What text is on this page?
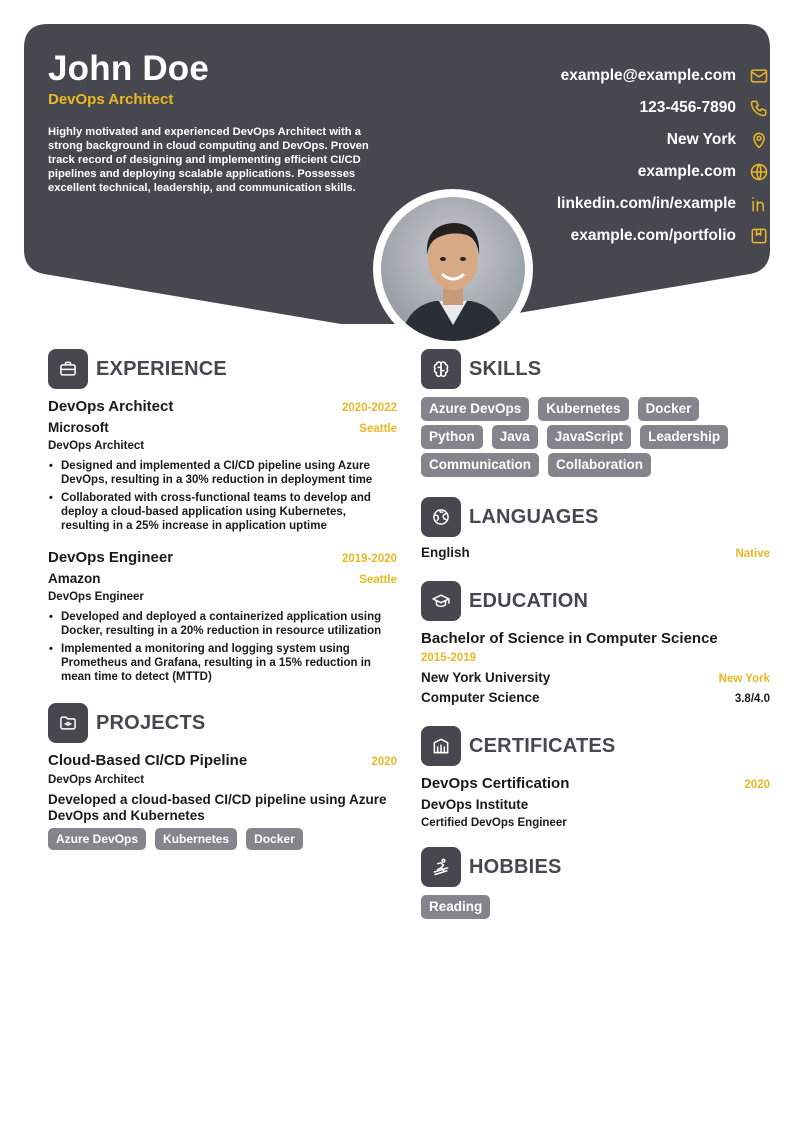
John Doe
DevOps Architect
Highly motivated and experienced DevOps Architect with a strong background in cloud computing and DevOps. Proven track record of designing and implementing efficient CI/CD pipelines and deploying scalable applications. Possesses excellent technical, leadership, and communication skills.
example@example.com
123-456-7890
New York
example.com
linkedin.com/in/example
example.com/portfolio
EXPERIENCE
DevOps Architect	2020-2022
Microsoft	Seattle
DevOps Architect
• Designed and implemented a CI/CD pipeline using Azure DevOps, resulting in a 30% reduction in deployment time
• Collaborated with cross-functional teams to develop and deploy a cloud-based application using Kubernetes, resulting in a 25% increase in application uptime
DevOps Engineer	2019-2020
Amazon	Seattle
DevOps Engineer
• Developed and deployed a containerized application using Docker, resulting in a 20% reduction in resource utilization
• Implemented a monitoring and logging system using Prometheus and Grafana, resulting in a 15% reduction in mean time to detect (MTTD)
PROJECTS
Cloud-Based CI/CD Pipeline	2020
DevOps Architect
Developed a cloud-based CI/CD pipeline using Azure DevOps and Kubernetes
Azure DevOps	Kubernetes	Docker
SKILLS
Azure DevOps	Kubernetes	Docker
Python	Java	JavaScript	Leadership
Communication	Collaboration
LANGUAGES
English	Native
EDUCATION
Bachelor of Science in Computer Science
2015-2019
New York University	New York
Computer Science	3.8/4.0
CERTIFICATES
DevOps Certification	2020
DevOps Institute
Certified DevOps Engineer
HOBBIES
Reading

· · · · · · ·

[WHAT IS REQUIRED] Each line of the data is to be duplicated exactly; pictures stay out of the copy.

[COMPLETE RESPONSE]
What text is on this page?
John Doe
DevOps Architect
Highly motivated and experienced DevOps Architect with a strong background in cloud computing and DevOps. Proven track record of designing and implementing efficient CI/CD pipelines and deploying scalable applications. Possesses excellent technical, leadership, and communication skills.
example@example.com
123-456-7890
New York
example.com
linkedin.com/in/example
example.com/portfolio
EXPERIENCE
DevOps Architect	2020-2022
Microsoft	Seattle
DevOps Architect
• Designed and implemented a CI/CD pipeline using Azure DevOps, resulting in a 30% reduction in deployment time
• Collaborated with cross-functional teams to develop and deploy a cloud-based application using Kubernetes, resulting in a 25% increase in application uptime
DevOps Engineer	2019-2020
Amazon	Seattle
DevOps Engineer
• Developed and deployed a containerized application using Docker, resulting in a 20% reduction in resource utilization
• Implemented a monitoring and logging system using Prometheus and Grafana, resulting in a 15% reduction in mean time to detect (MTTD)
PROJECTS
Cloud-Based CI/CD Pipeline	2020
DevOps Architect
Developed a cloud-based CI/CD pipeline using Azure DevOps and Kubernetes
Azure DevOps	Kubernetes	Docker
SKILLS
Azure DevOps	Kubernetes	Docker
Python	Java	JavaScript	Leadership
Communication	Collaboration
LANGUAGES
English	Native
EDUCATION
Bachelor of Science in Computer Science
2015-2019
New York University	New York
Computer Science	3.8/4.0
CERTIFICATES
DevOps Certification	2020
DevOps Institute
Certified DevOps Engineer
HOBBIES
Reading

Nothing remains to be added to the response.